* **What this task involves**
Restate the entire listing word for word.

[Records excerpted from a collection]

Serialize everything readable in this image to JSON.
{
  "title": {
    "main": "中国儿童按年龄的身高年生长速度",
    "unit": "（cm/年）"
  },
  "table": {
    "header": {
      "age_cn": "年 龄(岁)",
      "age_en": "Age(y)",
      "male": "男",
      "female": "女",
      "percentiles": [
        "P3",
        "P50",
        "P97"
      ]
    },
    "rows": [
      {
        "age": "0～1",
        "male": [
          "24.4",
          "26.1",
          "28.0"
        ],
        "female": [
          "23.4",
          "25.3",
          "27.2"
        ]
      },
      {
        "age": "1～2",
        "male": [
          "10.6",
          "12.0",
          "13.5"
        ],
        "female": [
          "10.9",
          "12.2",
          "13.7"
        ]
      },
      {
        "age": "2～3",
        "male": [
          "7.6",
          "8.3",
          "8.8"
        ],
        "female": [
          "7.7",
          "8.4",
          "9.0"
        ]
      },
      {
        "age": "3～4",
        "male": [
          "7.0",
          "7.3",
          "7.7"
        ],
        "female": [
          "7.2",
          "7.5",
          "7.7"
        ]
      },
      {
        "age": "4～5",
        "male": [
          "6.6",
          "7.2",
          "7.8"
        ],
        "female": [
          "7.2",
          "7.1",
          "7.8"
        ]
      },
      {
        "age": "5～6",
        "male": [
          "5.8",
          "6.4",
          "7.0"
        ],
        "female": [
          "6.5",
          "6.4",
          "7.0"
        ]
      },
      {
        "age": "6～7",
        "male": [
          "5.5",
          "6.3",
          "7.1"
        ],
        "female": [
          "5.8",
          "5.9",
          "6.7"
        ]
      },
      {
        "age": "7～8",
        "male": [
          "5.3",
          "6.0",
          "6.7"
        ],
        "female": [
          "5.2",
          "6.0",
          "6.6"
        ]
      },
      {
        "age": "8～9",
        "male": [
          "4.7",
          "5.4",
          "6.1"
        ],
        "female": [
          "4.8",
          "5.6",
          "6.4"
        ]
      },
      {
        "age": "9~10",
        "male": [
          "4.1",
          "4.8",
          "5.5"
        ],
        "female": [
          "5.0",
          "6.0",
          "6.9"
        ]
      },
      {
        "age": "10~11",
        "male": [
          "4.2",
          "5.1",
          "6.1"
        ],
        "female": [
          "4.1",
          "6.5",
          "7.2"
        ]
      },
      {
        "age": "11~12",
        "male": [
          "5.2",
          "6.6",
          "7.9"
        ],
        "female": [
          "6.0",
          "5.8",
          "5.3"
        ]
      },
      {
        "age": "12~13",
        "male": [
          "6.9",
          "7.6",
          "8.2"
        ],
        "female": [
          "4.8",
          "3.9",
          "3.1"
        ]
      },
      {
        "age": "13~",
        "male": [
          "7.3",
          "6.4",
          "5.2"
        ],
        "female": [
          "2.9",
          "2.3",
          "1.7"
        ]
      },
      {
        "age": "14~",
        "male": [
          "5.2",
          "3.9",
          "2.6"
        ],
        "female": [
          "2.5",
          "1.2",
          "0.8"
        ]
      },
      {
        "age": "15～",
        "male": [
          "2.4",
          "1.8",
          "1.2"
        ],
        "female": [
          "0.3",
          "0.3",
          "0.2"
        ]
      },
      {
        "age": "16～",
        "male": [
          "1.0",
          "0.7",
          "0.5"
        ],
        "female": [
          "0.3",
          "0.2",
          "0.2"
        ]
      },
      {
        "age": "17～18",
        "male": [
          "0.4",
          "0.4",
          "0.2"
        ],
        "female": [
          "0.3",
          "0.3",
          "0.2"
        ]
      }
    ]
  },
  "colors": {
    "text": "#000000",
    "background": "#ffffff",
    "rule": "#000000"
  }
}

* **Response to this exercise**
Serialize everything readable in this image to JSON.
{
  "title": {
    "main": "中国儿童按年龄的身高年生长速度",
    "unit": "（cm/年）"
  },
  "table": {
    "header": {
      "age_cn": "年 龄(岁)",
      "age_en": "Age(y)",
      "male": "男",
      "female": "女",
      "percentiles": [
        "P3",
        "P50",
        "P97"
      ]
    },
    "rows": [
      {
        "age": "0～1",
        "male": [
          "24.4",
          "26.1",
          "28.0"
        ],
        "female": [
          "23.4",
          "25.3",
          "27.2"
        ]
      },
      {
        "age": "1～2",
        "male": [
          "10.6",
          "12.0",
          "13.5"
        ],
        "female": [
          "10.9",
          "12.2",
          "13.7"
        ]
      },
      {
        "age": "2～3",
        "male": [
          "7.6",
          "8.3",
          "8.8"
        ],
        "female": [
          "7.7",
          "8.4",
          "9.0"
        ]
      },
      {
        "age": "3～4",
        "male": [
          "7.0",
          "7.3",
          "7.7"
        ],
        "female": [
          "7.2",
          "7.5",
          "7.7"
        ]
      },
      {
        "age": "4～5",
        "male": [
          "6.6",
          "7.2",
          "7.8"
        ],
        "female": [
          "7.2",
          "7.1",
          "7.8"
        ]
      },
      {
        "age": "5～6",
        "male": [
          "5.8",
          "6.4",
          "7.0"
        ],
        "female": [
          "6.5",
          "6.4",
          "7.0"
        ]
      },
      {
        "age": "6～7",
        "male": [
          "5.5",
          "6.3",
          "7.1"
        ],
        "female": [
          "5.8",
          "5.9",
          "6.7"
        ]
      },
      {
        "age": "7～8",
        "male": [
          "5.3",
          "6.0",
          "6.7"
        ],
        "female": [
          "5.2",
          "6.0",
          "6.6"
        ]
      },
      {
        "age": "8～9",
        "male": [
          "4.7",
          "5.4",
          "6.1"
        ],
        "female": [
          "4.8",
          "5.6",
          "6.4"
        ]
      },
      {
        "age": "9~10",
        "male": [
          "4.1",
          "4.8",
          "5.5"
        ],
        "female": [
          "5.0",
          "6.0",
          "6.9"
        ]
      },
      {
        "age": "10~11",
        "male": [
          "4.2",
          "5.1",
          "6.1"
        ],
        "female": [
          "4.1",
          "6.5",
          "7.2"
        ]
      },
      {
        "age": "11~12",
        "male": [
          "5.2",
          "6.6",
          "7.9"
        ],
        "female": [
          "6.0",
          "5.8",
          "5.3"
        ]
      },
      {
        "age": "12~13",
        "male": [
          "6.9",
          "7.6",
          "8.2"
        ],
        "female": [
          "4.8",
          "3.9",
          "3.1"
        ]
      },
      {
        "age": "13~",
        "male": [
          "7.3",
          "6.4",
          "5.2"
        ],
        "female": [
          "2.9",
          "2.3",
          "1.7"
        ]
      },
      {
        "age": "14~",
        "male": [
          "5.2",
          "3.9",
          "2.6"
        ],
        "female": [
          "2.5",
          "1.2",
          "0.8"
        ]
      },
      {
        "age": "15～",
        "male": [
          "2.4",
          "1.8",
          "1.2"
        ],
        "female": [
          "0.3",
          "0.3",
          "0.2"
        ]
      },
      {
        "age": "16～",
        "male": [
          "1.0",
          "0.7",
          "0.5"
        ],
        "female": [
          "0.3",
          "0.2",
          "0.2"
        ]
      },
      {
        "age": "17～18",
        "male": [
          "0.4",
          "0.4",
          "0.2"
        ],
        "female": [
          "0.3",
          "0.3",
          "0.2"
        ]
      }
    ]
  },
  "colors": {
    "text": "#000000",
    "background": "#ffffff",
    "rule": "#000000"
  }
}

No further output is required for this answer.